Copy out each line of the material below that holds the string "question".

== == ==

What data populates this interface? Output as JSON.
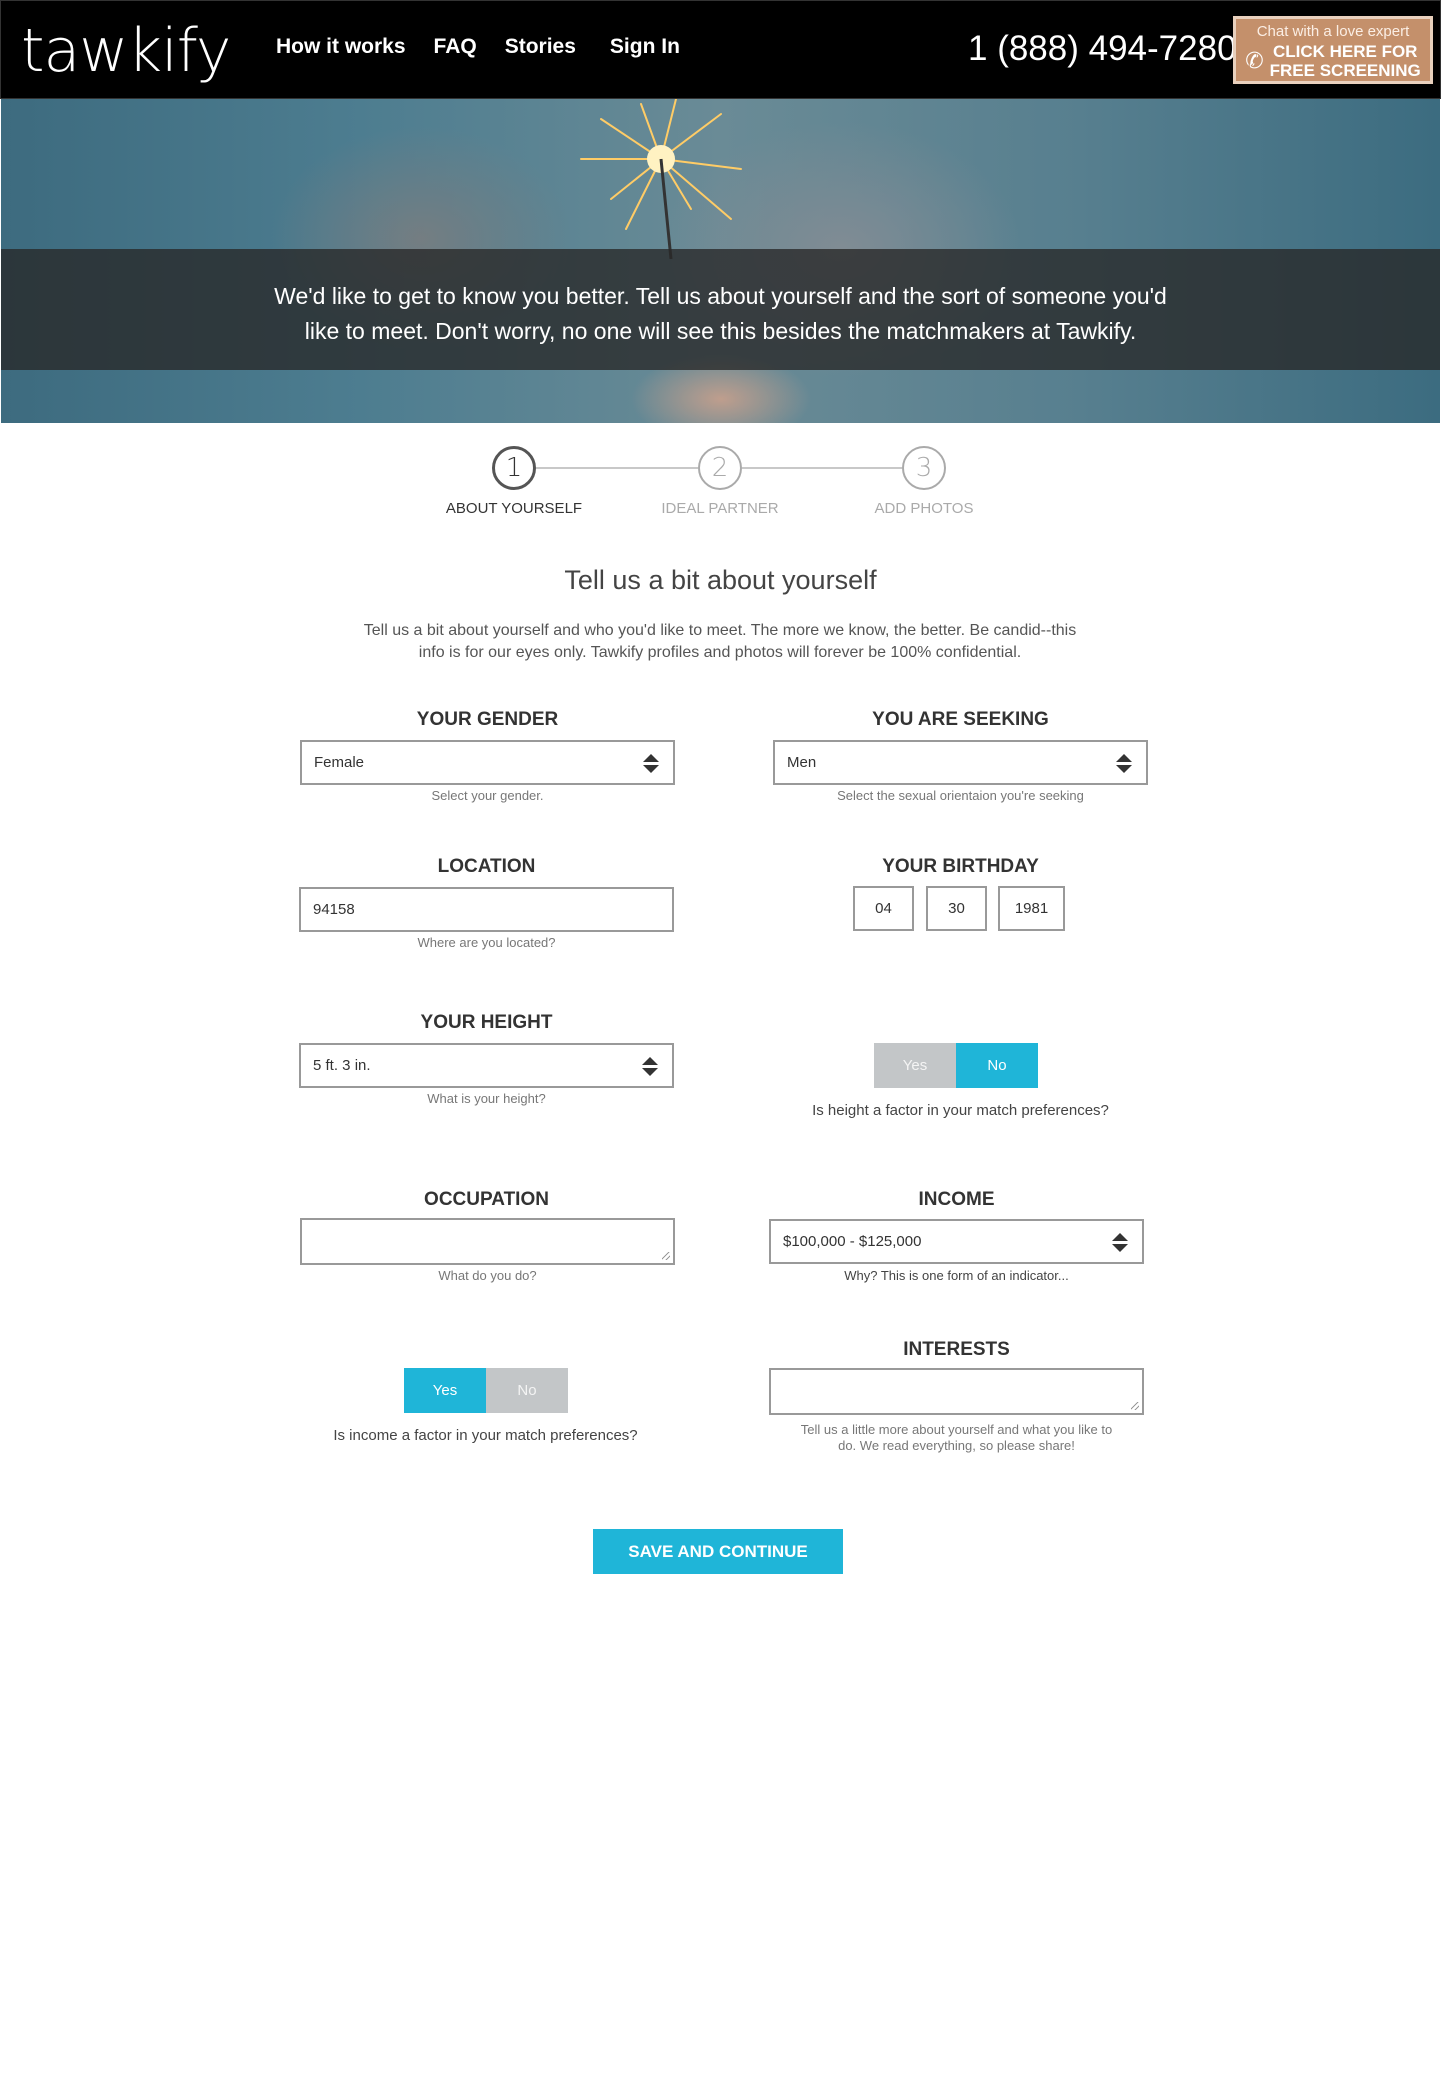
{
  "header": {
    "logo": "tawkify",
    "nav": [
      "How it works",
      "FAQ",
      "Stories",
      "Sign In"
    ],
    "phone": "1 (888) 494-7280",
    "cta_top": "Chat with a love expert",
    "cta_line1": "CLICK HERE FOR",
    "cta_line2": "FREE SCREENING",
    "cta_color": "#c4906b"
  },
  "hero": {
    "line1": "We'd like to get to know you better. Tell us about yourself and the sort of someone you'd",
    "line2": "like to meet. Don't worry, no one will see this besides the matchmakers at Tawkify."
  },
  "steps": [
    {
      "number": "1",
      "label": "ABOUT YOURSELF",
      "active": true
    },
    {
      "number": "2",
      "label": "IDEAL PARTNER",
      "active": false
    },
    {
      "number": "3",
      "label": "ADD PHOTOS",
      "active": false
    }
  ],
  "intro": {
    "title": "Tell us a bit about yourself",
    "desc_line1": "Tell us a bit about yourself and who you'd like to meet. The more we know, the better. Be candid--this",
    "desc_line2": "info is for our eyes only. Tawkify profiles and photos will forever be 100% confidential."
  },
  "form": {
    "gender": {
      "label": "YOUR GENDER",
      "value": "Female",
      "help": "Select your gender."
    },
    "seeking": {
      "label": "YOU ARE SEEKING",
      "value": "Men",
      "help": "Select the sexual orientaion you're seeking"
    },
    "location": {
      "label": "LOCATION",
      "value": "94158",
      "help": "Where are you located?"
    },
    "birthday": {
      "label": "YOUR BIRTHDAY",
      "month": "04",
      "day": "30",
      "year": "1981"
    },
    "height": {
      "label": "YOUR HEIGHT",
      "value": "5 ft. 3 in.",
      "help": "What is your height?"
    },
    "height_factor": {
      "yes": "Yes",
      "no": "No",
      "selected": "No",
      "question": "Is height a factor in your match preferences?"
    },
    "occupation": {
      "label": "OCCUPATION",
      "value": "",
      "help": "What do you do?"
    },
    "income": {
      "label": "INCOME",
      "value": "$100,000 - $125,000",
      "help": "Why? This is one form of an indicator..."
    },
    "income_factor": {
      "yes": "Yes",
      "no": "No",
      "selected": "Yes",
      "question": "Is income a factor in your match preferences?"
    },
    "interests": {
      "label": "INTERESTS",
      "value": "",
      "help_line1": "Tell us a little more about yourself and what you like to",
      "help_line2": "do. We read everything, so please share!"
    }
  },
  "save_button": "SAVE AND CONTINUE",
  "accent_color": "#1fb5d8"
}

== == ==

**TASK OUTPUT**.
      "question": "Is height a factor in your match preferences?"
      "question": "Is income a factor in your match preferences?"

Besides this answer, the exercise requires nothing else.